■ AIM ■
Repeat exactly the lines from the line containing "Enumerate this screenshot's" through the last line of the records below, inclusive, and nothing else.

■ EXERCISE DATA ■
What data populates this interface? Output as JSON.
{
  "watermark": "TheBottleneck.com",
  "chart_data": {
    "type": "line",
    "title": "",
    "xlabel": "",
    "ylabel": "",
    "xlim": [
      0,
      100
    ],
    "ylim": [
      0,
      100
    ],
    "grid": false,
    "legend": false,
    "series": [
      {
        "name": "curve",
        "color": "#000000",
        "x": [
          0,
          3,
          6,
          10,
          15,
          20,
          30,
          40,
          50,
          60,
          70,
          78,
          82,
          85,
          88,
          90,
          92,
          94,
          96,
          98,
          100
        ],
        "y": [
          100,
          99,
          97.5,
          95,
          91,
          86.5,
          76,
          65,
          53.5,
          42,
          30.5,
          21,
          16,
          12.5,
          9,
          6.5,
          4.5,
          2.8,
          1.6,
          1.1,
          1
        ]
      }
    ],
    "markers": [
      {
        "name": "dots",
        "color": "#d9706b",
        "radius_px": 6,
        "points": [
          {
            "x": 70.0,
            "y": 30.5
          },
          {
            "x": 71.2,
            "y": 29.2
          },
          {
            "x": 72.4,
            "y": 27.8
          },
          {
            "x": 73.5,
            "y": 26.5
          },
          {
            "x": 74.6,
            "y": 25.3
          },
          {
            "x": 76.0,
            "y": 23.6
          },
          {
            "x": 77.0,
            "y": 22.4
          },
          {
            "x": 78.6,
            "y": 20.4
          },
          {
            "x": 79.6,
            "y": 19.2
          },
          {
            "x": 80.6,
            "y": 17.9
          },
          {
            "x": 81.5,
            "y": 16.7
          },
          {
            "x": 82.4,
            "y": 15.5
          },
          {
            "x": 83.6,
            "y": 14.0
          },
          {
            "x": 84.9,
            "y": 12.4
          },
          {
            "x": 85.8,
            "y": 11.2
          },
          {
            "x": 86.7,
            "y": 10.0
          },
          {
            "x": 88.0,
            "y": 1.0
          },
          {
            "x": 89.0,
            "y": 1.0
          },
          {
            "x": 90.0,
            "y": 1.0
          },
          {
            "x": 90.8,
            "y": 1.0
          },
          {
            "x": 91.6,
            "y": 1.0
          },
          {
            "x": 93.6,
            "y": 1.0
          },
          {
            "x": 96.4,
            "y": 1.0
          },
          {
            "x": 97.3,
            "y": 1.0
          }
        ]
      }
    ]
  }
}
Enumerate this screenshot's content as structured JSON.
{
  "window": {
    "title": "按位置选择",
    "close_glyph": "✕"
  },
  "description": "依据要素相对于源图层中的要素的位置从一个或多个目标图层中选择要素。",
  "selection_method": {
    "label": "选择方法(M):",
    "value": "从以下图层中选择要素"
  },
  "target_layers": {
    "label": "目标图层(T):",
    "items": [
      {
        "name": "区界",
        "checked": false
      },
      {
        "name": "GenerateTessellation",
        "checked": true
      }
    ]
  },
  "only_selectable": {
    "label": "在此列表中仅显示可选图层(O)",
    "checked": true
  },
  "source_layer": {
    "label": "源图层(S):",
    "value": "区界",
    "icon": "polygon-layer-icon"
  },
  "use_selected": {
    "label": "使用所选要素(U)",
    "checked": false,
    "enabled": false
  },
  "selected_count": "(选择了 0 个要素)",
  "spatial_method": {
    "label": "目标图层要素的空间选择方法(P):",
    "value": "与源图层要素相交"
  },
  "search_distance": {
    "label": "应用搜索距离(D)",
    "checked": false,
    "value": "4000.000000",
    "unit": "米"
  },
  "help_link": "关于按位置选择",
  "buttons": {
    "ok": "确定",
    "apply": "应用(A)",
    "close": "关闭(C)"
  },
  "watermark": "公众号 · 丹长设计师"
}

■ RESULT OF THE TASK ■
Enumerate this screenshot's content as structured JSON.
{
  "window": {
    "title": "按位置选择",
    "close_glyph": "✕"
  },
  "description": "依据要素相对于源图层中的要素的位置从一个或多个目标图层中选择要素。",
  "selection_method": {
    "label": "选择方法(M):",
    "value": "从以下图层中选择要素"
  },
  "target_layers": {
    "label": "目标图层(T):",
    "items": [
      {
        "name": "区界",
        "checked": false
      },
      {
        "name": "GenerateTessellation",
        "checked": true
      }
    ]
  },
  "only_selectable": {
    "label": "在此列表中仅显示可选图层(O)",
    "checked": true
  },
  "source_layer": {
    "label": "源图层(S):",
    "value": "区界",
    "icon": "polygon-layer-icon"
  },
  "use_selected": {
    "label": "使用所选要素(U)",
    "checked": false,
    "enabled": false
  },
  "selected_count": "(选择了 0 个要素)",
  "spatial_method": {
    "label": "目标图层要素的空间选择方法(P):",
    "value": "与源图层要素相交"
  },
  "search_distance": {
    "label": "应用搜索距离(D)",
    "checked": false,
    "value": "4000.000000",
    "unit": "米"
  },
  "help_link": "关于按位置选择",
  "buttons": {
    "ok": "确定",
    "apply": "应用(A)",
    "close": "关闭(C)"
  },
  "watermark": "公众号 · 丹长设计师"
}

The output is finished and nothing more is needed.